▸ Requirement 1:
Retype the stretch of the passage on the astronomer al-Sufi from "Al-Sufi prepared charts" through "miles in diameter." word for word.
▸ Requirement 2:
Write a continuation of the passage on the astronomer al-Sufi, starting after its final sentence.

▸ Exercise text:
Sufi, ‘Abd al-Rahman al-
Sufi, ‘Abd al-Rahman al- ('Abd al-Rahman al-Sufi) (Al-Sufi) ('Abd ar-Rahman as-Sufi) ('Abd al-Rahman Abu al-Husayn) ('Abdul Rahman Sufi) ('Abdurrahman Sufi) (Azophi) (December 7, 903 - May 25, 986). One of the two most outstanding practical astronomers of the Middle Ages. Al-Sufi was the first astronomer to describe the “nebulousity” of the nebula in Andromeda in his book of constellations (his Atlas of the Heavens). Al-Sufi named the southern group of stars al-Baqar al-Abyad or the “White Bull” after receiving reports from Arab navigators in the Malay Archipelago. We now know this group of stars as Nubecula Major (the greater Magellanic Cloud).

Al-Sufi prepared charts of the heavens from his own observations and carefully adjudged their magnitudes. His book Kitab al-Kawatib al-Thabit al-Musawwar was a masterpiece on stellar astronomy. The Kitab al-Kawatib is considered important even now for the study of proper motions and long period variables. In it he included Theta Eridani among the 13 brightest stars then known. Ulugh Beg, the grandson of Timur, in 1437 found it to be of the first magnitude in his list of fixed stars. Edmund Halley in his voyage to Saint Helena at the beginning of the eighteenth century saw it as a star of the third magnitude.

Beer and Madler in their famous work Der Mond (1837) named a surface feature of the Moon after Al-Sufi (Azophi). It is a mountainous ring twenty-six miles in diameter.

'Abd al-Rahman al-Sufi was a Persian astronomer who was also known as 'Abd ar-Rahman as-Sufi, 'Abd al-Rahman Abu al-Husayn, 'Abdul Rahman Sufi, or 'Abdurrahman Sufi and was known in the west as Azophi. The lunar crater Azophi and the minor planet 12621 Alsufi are named after him. Al-Sufi published his famous Book of Fixed Stars in 964, describing much of his work, both in textual descriptions and pictures.

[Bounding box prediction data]
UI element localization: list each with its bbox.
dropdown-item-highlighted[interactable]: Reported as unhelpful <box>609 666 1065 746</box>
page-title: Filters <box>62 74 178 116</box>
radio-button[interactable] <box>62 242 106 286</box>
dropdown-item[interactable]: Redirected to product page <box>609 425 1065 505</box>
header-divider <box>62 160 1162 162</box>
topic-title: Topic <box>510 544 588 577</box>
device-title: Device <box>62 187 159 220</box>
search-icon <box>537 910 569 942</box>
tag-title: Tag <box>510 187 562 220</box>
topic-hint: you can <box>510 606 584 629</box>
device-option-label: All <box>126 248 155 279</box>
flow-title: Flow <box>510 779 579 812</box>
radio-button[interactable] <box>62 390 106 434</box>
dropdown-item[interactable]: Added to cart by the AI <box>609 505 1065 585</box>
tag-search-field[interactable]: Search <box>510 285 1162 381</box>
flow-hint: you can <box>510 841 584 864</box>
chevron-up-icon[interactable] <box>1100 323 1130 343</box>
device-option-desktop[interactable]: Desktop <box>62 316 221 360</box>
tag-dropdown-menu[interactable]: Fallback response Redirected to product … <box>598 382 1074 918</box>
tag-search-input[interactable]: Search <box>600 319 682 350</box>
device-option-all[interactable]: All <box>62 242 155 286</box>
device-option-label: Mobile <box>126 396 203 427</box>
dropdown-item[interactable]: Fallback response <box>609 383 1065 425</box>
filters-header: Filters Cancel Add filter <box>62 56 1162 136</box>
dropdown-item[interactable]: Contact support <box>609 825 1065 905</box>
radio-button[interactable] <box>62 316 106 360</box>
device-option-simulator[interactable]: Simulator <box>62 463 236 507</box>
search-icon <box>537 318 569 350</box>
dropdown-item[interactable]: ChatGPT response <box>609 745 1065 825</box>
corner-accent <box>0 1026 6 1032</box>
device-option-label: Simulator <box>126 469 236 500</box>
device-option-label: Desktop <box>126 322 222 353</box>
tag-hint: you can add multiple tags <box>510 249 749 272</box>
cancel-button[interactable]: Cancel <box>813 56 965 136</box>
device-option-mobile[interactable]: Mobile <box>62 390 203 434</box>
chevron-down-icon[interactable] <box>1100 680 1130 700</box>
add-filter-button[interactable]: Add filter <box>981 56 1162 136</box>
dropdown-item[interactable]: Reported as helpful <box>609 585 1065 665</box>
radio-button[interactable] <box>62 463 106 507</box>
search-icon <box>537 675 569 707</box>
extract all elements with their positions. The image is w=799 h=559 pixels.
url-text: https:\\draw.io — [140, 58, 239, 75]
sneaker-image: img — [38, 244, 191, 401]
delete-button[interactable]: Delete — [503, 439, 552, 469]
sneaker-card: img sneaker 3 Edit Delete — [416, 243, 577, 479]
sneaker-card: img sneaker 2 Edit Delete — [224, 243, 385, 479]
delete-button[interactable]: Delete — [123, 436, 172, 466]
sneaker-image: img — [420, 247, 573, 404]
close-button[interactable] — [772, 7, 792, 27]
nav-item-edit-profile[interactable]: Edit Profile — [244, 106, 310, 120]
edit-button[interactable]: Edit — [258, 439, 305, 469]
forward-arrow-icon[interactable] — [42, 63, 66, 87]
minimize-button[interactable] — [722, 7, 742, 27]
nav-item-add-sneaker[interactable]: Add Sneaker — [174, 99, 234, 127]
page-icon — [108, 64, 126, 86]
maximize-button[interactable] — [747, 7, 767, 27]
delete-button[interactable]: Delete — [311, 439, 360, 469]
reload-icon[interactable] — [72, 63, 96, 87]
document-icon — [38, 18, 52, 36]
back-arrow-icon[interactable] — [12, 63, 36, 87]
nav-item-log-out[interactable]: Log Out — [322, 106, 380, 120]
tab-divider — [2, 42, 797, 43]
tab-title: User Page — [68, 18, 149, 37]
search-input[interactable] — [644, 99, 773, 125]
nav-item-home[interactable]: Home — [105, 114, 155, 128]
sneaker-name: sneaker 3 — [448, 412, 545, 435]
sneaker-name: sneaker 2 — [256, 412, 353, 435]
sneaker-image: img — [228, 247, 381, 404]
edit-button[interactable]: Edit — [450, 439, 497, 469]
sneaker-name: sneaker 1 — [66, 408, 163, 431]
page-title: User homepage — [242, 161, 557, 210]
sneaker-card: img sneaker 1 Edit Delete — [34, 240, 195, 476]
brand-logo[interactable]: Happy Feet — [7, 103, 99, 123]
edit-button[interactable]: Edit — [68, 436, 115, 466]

▸ Task result 1:
Al-Sufi prepared charts of the heavens from his own observations and carefully adjudged their magnitudes. His book Kitab al-Kawatib al-Thabit al-Musawwar was a masterpiece on stellar astronomy. The Kitab al-Kawatib is considered important even now for the study of proper motions and long period variables. In it he included Theta Eridani among the 13 brightest stars then known. Ulugh Beg, the grandson of Timur, in 1437 found it to be of the first magnitude in his list of fixed stars. Edmund Halley in his voyage to Saint Helena at the beginning of the eighteenth century saw it as a star of the third magnitude.

Beer and Madler in their famous work Der Mond (1837) named a surface feature of the Moon after Al-Sufi (Azophi). It is a mountainous ring twenty-six miles in diameter.

▸ Task result 2:
Al-Sufi's name implies that he was a Sufi Muslim. He lived at the court of Emir Adud ad-Daula in Isfahan, Persia, and worked on translating and expanding Greek astronomical works, especially the Almagest of Ptolemy. He contributed several corrections to Ptolemy's star list and did his own brightness and magnitude estimates which frequently deviated from those in Ptolemy's work.

Al-Sufi was a major translator into Arabic of the Hellenistic astronomy that had been centered in Alexandria, and was the first to attempt to relate the Greek with the traditional Arabic star names and constellations, which were completely unrelated and overlapped in complicated ways.

Al-Sufi identified the Large Magellanic Cloud, which is visible from Yemen, though not from Isfahan. It was not seen by Europeans until Magellan's voyage in the 16th century. He also made the earliest recorded observation of the Andromeda galaxy in 964; describing it as a "small cloud". These were the first galaxies other than the Milky Way to be observed from Earth.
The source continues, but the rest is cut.